[Data excerpts]
- - - -
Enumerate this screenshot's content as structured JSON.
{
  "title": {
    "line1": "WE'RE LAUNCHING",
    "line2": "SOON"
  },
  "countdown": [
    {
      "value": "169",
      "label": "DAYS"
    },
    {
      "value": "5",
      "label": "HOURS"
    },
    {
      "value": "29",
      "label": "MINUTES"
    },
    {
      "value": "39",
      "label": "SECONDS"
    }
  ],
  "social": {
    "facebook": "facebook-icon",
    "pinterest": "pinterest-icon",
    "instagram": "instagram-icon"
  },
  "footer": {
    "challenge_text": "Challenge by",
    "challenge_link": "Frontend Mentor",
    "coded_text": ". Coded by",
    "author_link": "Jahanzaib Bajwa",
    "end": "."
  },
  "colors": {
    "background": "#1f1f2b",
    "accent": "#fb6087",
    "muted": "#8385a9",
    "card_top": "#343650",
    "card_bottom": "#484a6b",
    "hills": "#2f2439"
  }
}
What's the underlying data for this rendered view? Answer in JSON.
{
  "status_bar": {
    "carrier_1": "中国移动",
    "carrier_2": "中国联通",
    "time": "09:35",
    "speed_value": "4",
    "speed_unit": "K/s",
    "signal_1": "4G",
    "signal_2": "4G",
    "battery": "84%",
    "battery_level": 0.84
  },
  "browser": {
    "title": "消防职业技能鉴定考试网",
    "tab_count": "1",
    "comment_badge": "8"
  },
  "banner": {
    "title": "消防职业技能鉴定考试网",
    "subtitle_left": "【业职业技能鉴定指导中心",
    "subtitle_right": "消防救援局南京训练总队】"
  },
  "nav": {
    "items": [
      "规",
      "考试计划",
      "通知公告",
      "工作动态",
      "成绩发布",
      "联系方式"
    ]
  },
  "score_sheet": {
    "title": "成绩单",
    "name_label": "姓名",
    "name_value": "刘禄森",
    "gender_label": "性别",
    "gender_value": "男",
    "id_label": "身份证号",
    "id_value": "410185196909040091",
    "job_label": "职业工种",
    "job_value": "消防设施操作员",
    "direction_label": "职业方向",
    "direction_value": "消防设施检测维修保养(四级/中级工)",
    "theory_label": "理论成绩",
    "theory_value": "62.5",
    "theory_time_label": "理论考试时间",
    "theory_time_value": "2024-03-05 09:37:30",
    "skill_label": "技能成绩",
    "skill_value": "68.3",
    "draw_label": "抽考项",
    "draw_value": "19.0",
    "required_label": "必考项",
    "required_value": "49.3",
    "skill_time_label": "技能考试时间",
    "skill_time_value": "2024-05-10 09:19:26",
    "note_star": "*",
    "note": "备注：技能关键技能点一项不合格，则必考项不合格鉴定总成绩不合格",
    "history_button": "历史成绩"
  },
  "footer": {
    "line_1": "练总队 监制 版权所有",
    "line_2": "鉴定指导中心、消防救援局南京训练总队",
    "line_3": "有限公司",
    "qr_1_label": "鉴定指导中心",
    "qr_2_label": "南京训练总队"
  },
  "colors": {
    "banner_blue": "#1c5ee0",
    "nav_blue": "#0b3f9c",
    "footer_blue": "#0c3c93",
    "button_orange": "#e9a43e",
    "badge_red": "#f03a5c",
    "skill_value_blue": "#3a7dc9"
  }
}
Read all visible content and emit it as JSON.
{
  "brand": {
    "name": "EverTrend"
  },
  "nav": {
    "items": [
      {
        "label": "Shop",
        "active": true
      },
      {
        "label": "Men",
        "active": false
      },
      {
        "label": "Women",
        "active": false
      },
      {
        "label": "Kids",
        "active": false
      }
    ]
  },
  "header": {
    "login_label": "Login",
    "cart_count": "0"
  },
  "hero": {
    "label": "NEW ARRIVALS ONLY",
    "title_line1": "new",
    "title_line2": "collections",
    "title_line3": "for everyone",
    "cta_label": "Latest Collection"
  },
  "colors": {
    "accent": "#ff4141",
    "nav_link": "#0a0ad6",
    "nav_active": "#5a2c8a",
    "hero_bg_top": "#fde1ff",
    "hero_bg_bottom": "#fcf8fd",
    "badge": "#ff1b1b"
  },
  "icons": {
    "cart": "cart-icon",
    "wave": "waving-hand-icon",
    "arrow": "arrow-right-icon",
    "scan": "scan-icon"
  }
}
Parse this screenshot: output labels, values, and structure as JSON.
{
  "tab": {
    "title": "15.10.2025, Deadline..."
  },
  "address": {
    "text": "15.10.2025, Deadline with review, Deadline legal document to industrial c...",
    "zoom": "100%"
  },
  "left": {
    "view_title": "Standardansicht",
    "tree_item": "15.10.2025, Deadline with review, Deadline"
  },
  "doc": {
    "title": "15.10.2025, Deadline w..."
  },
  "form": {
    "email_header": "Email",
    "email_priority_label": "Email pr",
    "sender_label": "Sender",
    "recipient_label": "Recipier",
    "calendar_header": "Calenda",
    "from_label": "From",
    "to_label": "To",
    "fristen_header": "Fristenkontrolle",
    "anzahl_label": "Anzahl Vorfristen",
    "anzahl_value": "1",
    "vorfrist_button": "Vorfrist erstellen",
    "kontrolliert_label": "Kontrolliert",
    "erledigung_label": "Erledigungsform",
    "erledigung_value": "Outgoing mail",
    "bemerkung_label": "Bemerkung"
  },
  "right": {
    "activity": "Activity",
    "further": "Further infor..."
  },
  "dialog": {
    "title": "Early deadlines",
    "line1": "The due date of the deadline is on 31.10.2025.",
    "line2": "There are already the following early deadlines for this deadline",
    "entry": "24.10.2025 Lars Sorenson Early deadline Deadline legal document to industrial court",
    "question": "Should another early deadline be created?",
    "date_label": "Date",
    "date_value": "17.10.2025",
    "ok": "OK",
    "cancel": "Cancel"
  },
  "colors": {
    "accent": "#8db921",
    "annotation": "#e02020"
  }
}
- - - -
Recopy the whole listing exactly.

Enumerate this screenshot's content as structured JSON.
{
  "title": {
    "line1": "WE'RE LAUNCHING",
    "line2": "SOON"
  },
  "countdown": [
    {
      "value": "169",
      "label": "DAYS"
    },
    {
      "value": "5",
      "label": "HOURS"
    },
    {
      "value": "29",
      "label": "MINUTES"
    },
    {
      "value": "39",
      "label": "SECONDS"
    }
  ],
  "social": {
    "facebook": "facebook-icon",
    "pinterest": "pinterest-icon",
    "instagram": "instagram-icon"
  },
  "footer": {
    "challenge_text": "Challenge by",
    "challenge_link": "Frontend Mentor",
    "coded_text": ". Coded by",
    "author_link": "Jahanzaib Bajwa",
    "end": "."
  },
  "colors": {
    "background": "#1f1f2b",
    "accent": "#fb6087",
    "muted": "#8385a9",
    "card_top": "#343650",
    "card_bottom": "#484a6b",
    "hills": "#2f2439"
  }
}
What's the underlying data for this rendered view? Answer in JSON.
{
  "status_bar": {
    "carrier_1": "中国移动",
    "carrier_2": "中国联通",
    "time": "09:35",
    "speed_value": "4",
    "speed_unit": "K/s",
    "signal_1": "4G",
    "signal_2": "4G",
    "battery": "84%",
    "battery_level": 0.84
  },
  "browser": {
    "title": "消防职业技能鉴定考试网",
    "tab_count": "1",
    "comment_badge": "8"
  },
  "banner": {
    "title": "消防职业技能鉴定考试网",
    "subtitle_left": "【业职业技能鉴定指导中心",
    "subtitle_right": "消防救援局南京训练总队】"
  },
  "nav": {
    "items": [
      "规",
      "考试计划",
      "通知公告",
      "工作动态",
      "成绩发布",
      "联系方式"
    ]
  },
  "score_sheet": {
    "title": "成绩单",
    "name_label": "姓名",
    "name_value": "刘禄森",
    "gender_label": "性别",
    "gender_value": "男",
    "id_label": "身份证号",
    "id_value": "410185196909040091",
    "job_label": "职业工种",
    "job_value": "消防设施操作员",
    "direction_label": "职业方向",
    "direction_value": "消防设施检测维修保养(四级/中级工)",
    "theory_label": "理论成绩",
    "theory_value": "62.5",
    "theory_time_label": "理论考试时间",
    "theory_time_value": "2024-03-05 09:37:30",
    "skill_label": "技能成绩",
    "skill_value": "68.3",
    "draw_label": "抽考项",
    "draw_value": "19.0",
    "required_label": "必考项",
    "required_value": "49.3",
    "skill_time_label": "技能考试时间",
    "skill_time_value": "2024-05-10 09:19:26",
    "note_star": "*",
    "note": "备注：技能关键技能点一项不合格，则必考项不合格鉴定总成绩不合格",
    "history_button": "历史成绩"
  },
  "footer": {
    "line_1": "练总队 监制 版权所有",
    "line_2": "鉴定指导中心、消防救援局南京训练总队",
    "line_3": "有限公司",
    "qr_1_label": "鉴定指导中心",
    "qr_2_label": "南京训练总队"
  },
  "colors": {
    "banner_blue": "#1c5ee0",
    "nav_blue": "#0b3f9c",
    "footer_blue": "#0c3c93",
    "button_orange": "#e9a43e",
    "badge_red": "#f03a5c",
    "skill_value_blue": "#3a7dc9"
  }
}
Read all visible content and emit it as JSON.
{
  "brand": {
    "name": "EverTrend"
  },
  "nav": {
    "items": [
      {
        "label": "Shop",
        "active": true
      },
      {
        "label": "Men",
        "active": false
      },
      {
        "label": "Women",
        "active": false
      },
      {
        "label": "Kids",
        "active": false
      }
    ]
  },
  "header": {
    "login_label": "Login",
    "cart_count": "0"
  },
  "hero": {
    "label": "NEW ARRIVALS ONLY",
    "title_line1": "new",
    "title_line2": "collections",
    "title_line3": "for everyone",
    "cta_label": "Latest Collection"
  },
  "colors": {
    "accent": "#ff4141",
    "nav_link": "#0a0ad6",
    "nav_active": "#5a2c8a",
    "hero_bg_top": "#fde1ff",
    "hero_bg_bottom": "#fcf8fd",
    "badge": "#ff1b1b"
  },
  "icons": {
    "cart": "cart-icon",
    "wave": "waving-hand-icon",
    "arrow": "arrow-right-icon",
    "scan": "scan-icon"
  }
}
Parse this screenshot: output labels, values, and structure as JSON.
{
  "tab": {
    "title": "15.10.2025, Deadline..."
  },
  "address": {
    "text": "15.10.2025, Deadline with review, Deadline legal document to industrial c...",
    "zoom": "100%"
  },
  "left": {
    "view_title": "Standardansicht",
    "tree_item": "15.10.2025, Deadline with review, Deadline"
  },
  "doc": {
    "title": "15.10.2025, Deadline w..."
  },
  "form": {
    "email_header": "Email",
    "email_priority_label": "Email pr",
    "sender_label": "Sender",
    "recipient_label": "Recipier",
    "calendar_header": "Calenda",
    "from_label": "From",
    "to_label": "To",
    "fristen_header": "Fristenkontrolle",
    "anzahl_label": "Anzahl Vorfristen",
    "anzahl_value": "1",
    "vorfrist_button": "Vorfrist erstellen",
    "kontrolliert_label": "Kontrolliert",
    "erledigung_label": "Erledigungsform",
    "erledigung_value": "Outgoing mail",
    "bemerkung_label": "Bemerkung"
  },
  "right": {
    "activity": "Activity",
    "further": "Further infor..."
  },
  "dialog": {
    "title": "Early deadlines",
    "line1": "The due date of the deadline is on 31.10.2025.",
    "line2": "There are already the following early deadlines for this deadline",
    "entry": "24.10.2025 Lars Sorenson Early deadline Deadline legal document to industrial court",
    "question": "Should another early deadline be created?",
    "date_label": "Date",
    "date_value": "17.10.2025",
    "ok": "OK",
    "cancel": "Cancel"
  },
  "colors": {
    "accent": "#8db921",
    "annotation": "#e02020"
  }
}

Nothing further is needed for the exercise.